- _Written request_:
Give the total number of lines with the word "MACD" in them, and no other words.

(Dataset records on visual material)
------
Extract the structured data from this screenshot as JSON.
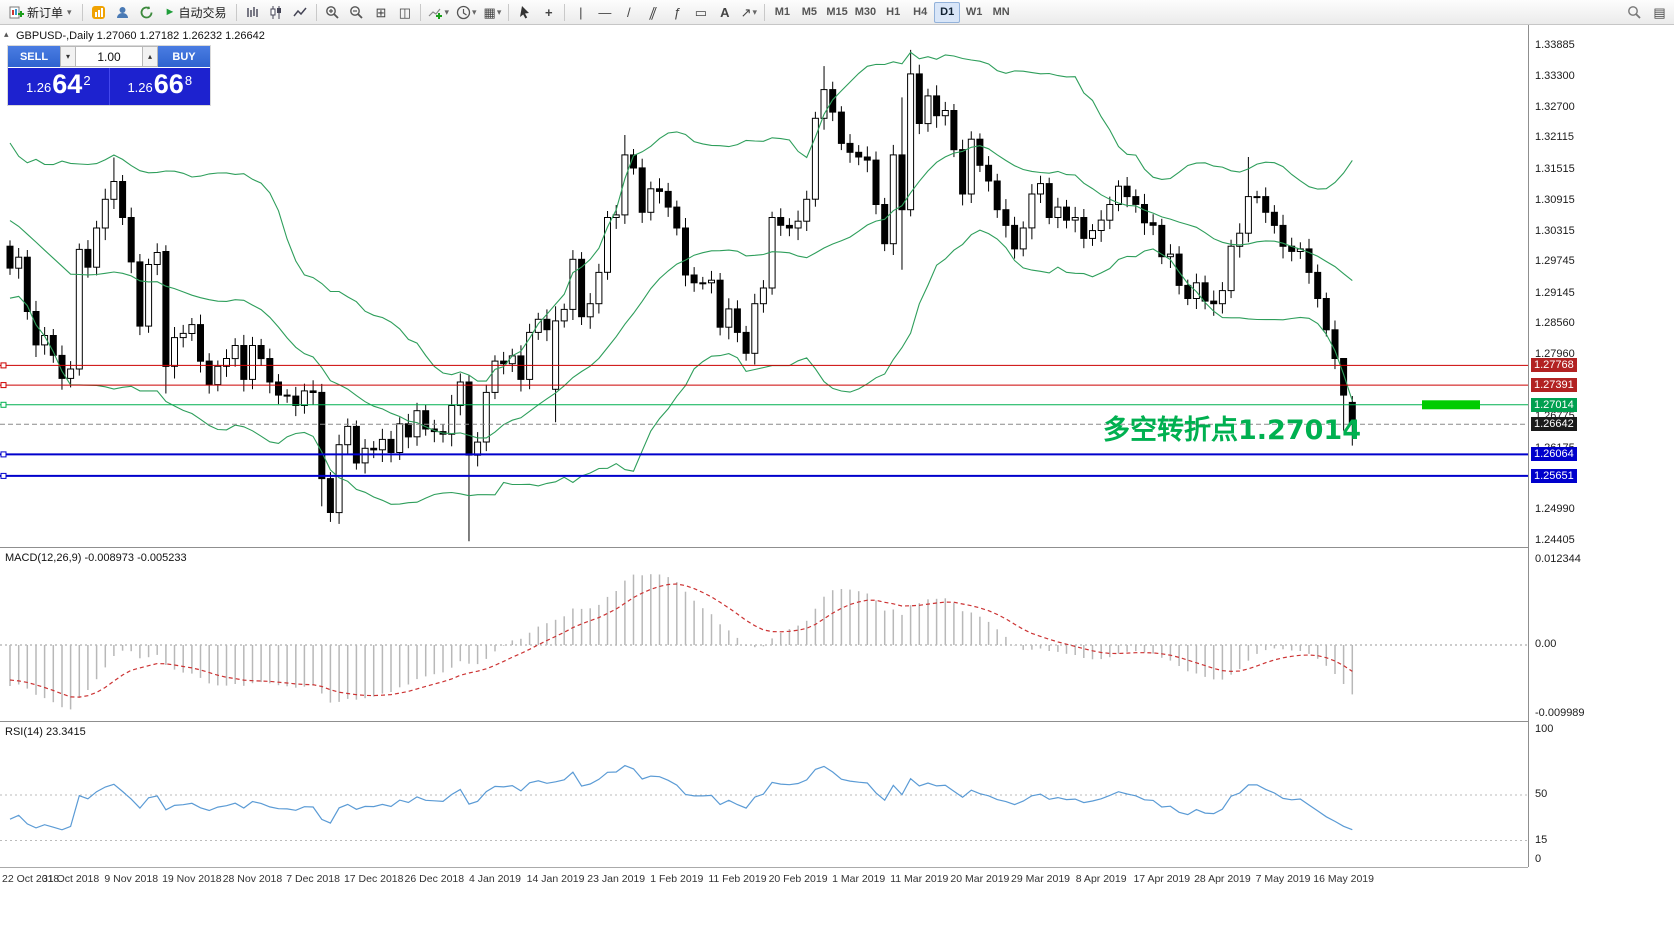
{
  "toolbar": {
    "new_order": "新订单",
    "autotrade": "自动交易",
    "timeframes": [
      "M1",
      "M5",
      "M15",
      "M30",
      "H1",
      "H4",
      "D1",
      "W1",
      "MN"
    ],
    "active_timeframe": "D1"
  },
  "icons": {
    "caret_down": "▾",
    "autotrade_play": "►",
    "tile": "⊞",
    "cascade": "◫",
    "grid_template": "▦",
    "crosshair": "+",
    "vline": "|",
    "hline": "—",
    "trendline": "/",
    "channel": "∥",
    "fibonacci": "ƒ",
    "shapes": "▭",
    "text_tool": "A",
    "arrow_tool": "↗",
    "panels": "▤",
    "collapse": "▴",
    "spin_up": "▴",
    "spin_down": "▾"
  },
  "symbol_header": {
    "text": "GBPUSD-,Daily 1.27060 1.27182 1.26232 1.26642"
  },
  "trade_panel": {
    "sell_label": "SELL",
    "buy_label": "BUY",
    "volume": "1.00",
    "sell_price_prefix": "1.26",
    "sell_price_big": "64",
    "sell_price_sup": "2",
    "buy_price_prefix": "1.26",
    "buy_price_big": "66",
    "buy_price_sup": "8"
  },
  "annotation": {
    "text": "多空转折点1.27014",
    "color": "#00b050"
  },
  "chart_data": {
    "type": "candlestick",
    "title": "GBPUSD-,Daily",
    "timeframe": "Daily",
    "current_price": "1.26642",
    "x_labels": [
      "22 Oct 2018",
      "31 Oct 2018",
      "9 Nov 2018",
      "19 Nov 2018",
      "28 Nov 2018",
      "7 Dec 2018",
      "17 Dec 2018",
      "26 Dec 2018",
      "4 Jan 2019",
      "14 Jan 2019",
      "23 Jan 2019",
      "1 Feb 2019",
      "11 Feb 2019",
      "20 Feb 2019",
      "1 Mar 2019",
      "11 Mar 2019",
      "20 Mar 2019",
      "29 Mar 2019",
      "8 Apr 2019",
      "17 Apr 2019",
      "28 Apr 2019",
      "7 May 2019",
      "16 May 2019"
    ],
    "label_step": 7,
    "warmup_closes": [
      1.323,
      1.3205,
      1.318,
      1.312,
      1.3145,
      1.31,
      1.306,
      1.3075,
      1.301,
      1.298,
      1.3025,
      1.305,
      1.308,
      1.311,
      1.3075,
      1.304,
      1.301,
      1.2985,
      1.295,
      1.292
    ],
    "open_first": 1.3005,
    "closes": [
      1.2963,
      1.2984,
      1.288,
      1.2816,
      1.2834,
      1.2796,
      1.2752,
      1.277,
      1.2999,
      1.2965,
      1.304,
      1.3095,
      1.3129,
      1.306,
      1.2975,
      1.2852,
      1.297,
      1.2993,
      1.2775,
      1.283,
      1.2838,
      1.2855,
      1.2785,
      1.274,
      1.2775,
      1.279,
      1.2815,
      1.275,
      1.2815,
      1.279,
      1.2745,
      1.272,
      1.2718,
      1.27,
      1.2728,
      1.2725,
      1.256,
      1.2495,
      1.2625,
      1.266,
      1.259,
      1.2618,
      1.2615,
      1.2635,
      1.261,
      1.2665,
      1.264,
      1.269,
      1.2655,
      1.265,
      1.2645,
      1.27,
      1.2745,
      1.2605,
      1.263,
      1.2725,
      1.2785,
      1.278,
      1.2795,
      1.275,
      1.284,
      1.2865,
      1.2845,
      1.2862,
      1.2884,
      1.298,
      1.287,
      1.2895,
      1.2955,
      1.306,
      1.3065,
      1.318,
      1.3155,
      1.307,
      1.3115,
      1.311,
      1.308,
      1.304,
      1.295,
      1.2935,
      1.2935,
      1.294,
      1.285,
      1.2885,
      1.284,
      1.28,
      1.2895,
      1.2925,
      1.306,
      1.3045,
      1.304,
      1.3053,
      1.3095,
      1.325,
      1.3305,
      1.3262,
      1.3202,
      1.3185,
      1.3176,
      1.317,
      1.3085,
      1.301,
      1.318,
      1.3075,
      1.3335,
      1.324,
      1.3293,
      1.3255,
      1.3265,
      1.319,
      1.3105,
      1.321,
      1.316,
      1.313,
      1.3075,
      1.3045,
      1.3,
      1.304,
      1.3105,
      1.3125,
      1.306,
      1.308,
      1.3055,
      1.306,
      1.302,
      1.3035,
      1.3055,
      1.3085,
      1.312,
      1.31,
      1.3085,
      1.305,
      1.3045,
      1.2985,
      1.299,
      1.293,
      1.2905,
      1.2935,
      1.29,
      1.2895,
      1.292,
      1.3005,
      1.303,
      1.31,
      1.31,
      1.307,
      1.3045,
      1.3005,
      1.2995,
      1.3,
      1.2955,
      1.2905,
      1.2845,
      1.279,
      1.272,
      1.26642
    ],
    "overrides": {
      "12": {
        "h": 1.3175
      },
      "18": {
        "o": 1.2995,
        "l": 1.2723
      },
      "36": {
        "l": 1.2507
      },
      "37": {
        "l": 1.2477
      },
      "53": {
        "l": 1.244
      },
      "63": {
        "o": 1.2731,
        "h": 1.289,
        "l": 1.2668
      },
      "71": {
        "h": 1.3218
      },
      "94": {
        "h": 1.335
      },
      "103": {
        "h": 1.329,
        "l": 1.296
      },
      "104": {
        "h": 1.3381
      },
      "143": {
        "h": 1.3176
      },
      "154": {
        "h": 1.2785,
        "l": 1.2652
      },
      "155": {
        "o": 1.2706,
        "h": 1.27182,
        "l": 1.26232
      }
    },
    "y_top_value": 1.33885,
    "y_bottom_value": 1.24405,
    "y_axis_labels": [
      "1.33885",
      "1.33300",
      "1.32700",
      "1.32115",
      "1.31515",
      "1.30915",
      "1.30315",
      "1.29745",
      "1.29145",
      "1.28560",
      "1.27960",
      "1.27375",
      "1.26775",
      "1.26175",
      "1.25590",
      "1.24990",
      "1.24405"
    ],
    "price_lines": [
      {
        "value": 1.27768,
        "label": "1.27768",
        "color": "#cc0000",
        "tag_bg": "#b22222",
        "width": 1
      },
      {
        "value": 1.27391,
        "label": "1.27391",
        "color": "#cc0000",
        "tag_bg": "#b22222",
        "width": 1
      },
      {
        "value": 1.27014,
        "label": "1.27014",
        "color": "#00b050",
        "tag_bg": "#00a050",
        "width": 1
      },
      {
        "value": 1.26642,
        "label": "1.26642",
        "color": "#8a8a8a",
        "tag_bg": "#1a1a1a",
        "width": 1,
        "dashed": true
      },
      {
        "value": 1.26064,
        "label": "1.26064",
        "color": "#0000cc",
        "tag_bg": "#0000cc",
        "width": 2
      },
      {
        "value": 1.25651,
        "label": "1.25651",
        "color": "#0000cc",
        "tag_bg": "#0000cc",
        "width": 2
      }
    ],
    "bollinger": {
      "period": 20,
      "deviation": 2,
      "color": "#2e9e5b"
    },
    "highlight_bar": {
      "price": 1.27014,
      "color": "#00cc00"
    },
    "candle_colors": {
      "up_fill": "#ffffff",
      "down_fill": "#000000",
      "border": "#000000",
      "wick": "#000000"
    },
    "indicators": [
      {
        "name": "MACD",
        "label": "MACD(12,26,9) -0.008973 -0.005233",
        "fast": 12,
        "slow": 26,
        "signal": 9,
        "axis_labels": [
          "0.012344",
          "0.00",
          "-0.009989"
        ],
        "axis_values": [
          0.012344,
          0,
          -0.009989
        ],
        "histogram_color": "#b8b8b8",
        "signal_color": "#cc3333"
      },
      {
        "name": "RSI",
        "label": "RSI(14) 23.3415",
        "period": 14,
        "axis_labels": [
          "100",
          "50",
          "15",
          "0"
        ],
        "axis_values": [
          100,
          50,
          15,
          0
        ],
        "levels": [
          50,
          15
        ],
        "line_color": "#5b9bd5"
      }
    ]
  }
}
------
- _Exercise result_:
2